Task description:
Report all lines holding "massa".

####################

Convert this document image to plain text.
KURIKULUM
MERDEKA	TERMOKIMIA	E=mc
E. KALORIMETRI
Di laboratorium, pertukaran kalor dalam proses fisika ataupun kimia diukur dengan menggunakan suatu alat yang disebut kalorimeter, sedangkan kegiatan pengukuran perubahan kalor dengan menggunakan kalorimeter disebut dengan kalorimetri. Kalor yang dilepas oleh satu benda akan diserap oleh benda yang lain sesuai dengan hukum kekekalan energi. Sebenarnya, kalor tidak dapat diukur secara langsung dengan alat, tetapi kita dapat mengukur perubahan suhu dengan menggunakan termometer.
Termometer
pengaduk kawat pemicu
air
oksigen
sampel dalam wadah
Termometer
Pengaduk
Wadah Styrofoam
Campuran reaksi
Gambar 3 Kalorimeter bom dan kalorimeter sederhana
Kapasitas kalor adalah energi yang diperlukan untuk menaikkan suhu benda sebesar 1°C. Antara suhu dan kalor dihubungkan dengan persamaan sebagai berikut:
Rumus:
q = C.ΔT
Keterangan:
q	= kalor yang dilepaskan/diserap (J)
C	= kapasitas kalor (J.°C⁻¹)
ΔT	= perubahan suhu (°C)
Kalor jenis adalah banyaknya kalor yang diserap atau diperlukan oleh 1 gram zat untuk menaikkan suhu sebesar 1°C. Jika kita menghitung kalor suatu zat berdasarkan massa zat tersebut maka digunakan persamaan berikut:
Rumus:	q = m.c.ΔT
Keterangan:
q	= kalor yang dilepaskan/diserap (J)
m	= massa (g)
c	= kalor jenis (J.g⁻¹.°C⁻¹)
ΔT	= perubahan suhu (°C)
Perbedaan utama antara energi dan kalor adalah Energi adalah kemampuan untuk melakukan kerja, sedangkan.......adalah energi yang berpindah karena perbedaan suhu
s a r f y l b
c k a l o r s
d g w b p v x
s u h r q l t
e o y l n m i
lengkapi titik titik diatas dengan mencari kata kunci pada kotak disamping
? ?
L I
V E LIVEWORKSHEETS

####################

Task answer:
Kalor jenis adalah banyaknya kalor yang diserap atau diperlukan oleh 1 gram zat untuk menaikkan suhu sebesar 1°C. Jika kita menghitung kalor suatu zat berdasarkan massa zat tersebut maka digunakan persamaan berikut:
m	= massa (g)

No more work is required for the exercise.